=== What the task requires ===
Carry on the text about cooking with unbalanced wines, starting after its last sentence.

Acidity – and sometimes very high acidity – is vital to wine. However, when it’s out of balance it can be unpleasant to drink. Here’s how to use it up:

Some acid dissipates during cooking and some doesn’t, it’s a relatively complex process that depends on the volatility of the acids present. However, I’ve found that it’s enough to know that a more acidic wine will make for a more acidic dish. So overtly acidic wines aren’t great if you’re looking for a rich and warming winter stew, but they’re fantastic if you want to cut through the richness of a butter sauce; or if you tend to finish a risotto with handfuls of butter and cheese – as I do – and you’re looking for balance.

Sweetness

White wines that are sweet without the balancing acidity can be cloying and sickly. However, paired with acidic ingredients such as tree fruits or berries, this becomes a virtue. Pears poached in a little sweet wine are a simple and delicious dessert.

High Alcohol/Cooked Flavours

Red wines that have a character of jammy sweetness due to ‘cooked’ fruit and overly high alcohol content are fine in a rich stew or braised dish; the alcohol boils away and the ‘cooked’ flavours are no longer undesirable and usually undetectable.

[Entries taken from a collection]
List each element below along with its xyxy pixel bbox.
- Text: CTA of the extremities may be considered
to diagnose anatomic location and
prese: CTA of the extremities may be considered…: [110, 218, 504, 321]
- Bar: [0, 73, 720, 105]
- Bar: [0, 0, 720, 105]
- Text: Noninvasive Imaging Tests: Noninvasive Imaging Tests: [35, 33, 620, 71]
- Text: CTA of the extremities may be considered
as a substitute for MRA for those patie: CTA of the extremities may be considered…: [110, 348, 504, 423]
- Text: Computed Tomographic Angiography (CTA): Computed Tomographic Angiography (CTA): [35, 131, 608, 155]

=== Result of the task ===
And finally…

Often wine is just a way of adding liquid to a dish without resorting to flavourless water. Barring a truly horrendous bottle, it’ll rarely harm what you’re cooking.

Conversely, recipes that specify Barolo, ‘a good quality Burgundy’ or decent Champagne are spouting nonsense. Adding a small amount of decent wine in the latter stages of cooking can be good, but basing a dish on a fantastically fine/expensive bottle is madness. What do you get for the small fortune you spend on a bottle of Barolo? Well, Hopefully, you get a restrained power and beguiling array of subtle aromas, all disguised by an almost frail colouration.

All of which would be lost during the cooking process.

It’s elitist nonsense. Drink the good stuff. Cook with the ‘alright’ stuff.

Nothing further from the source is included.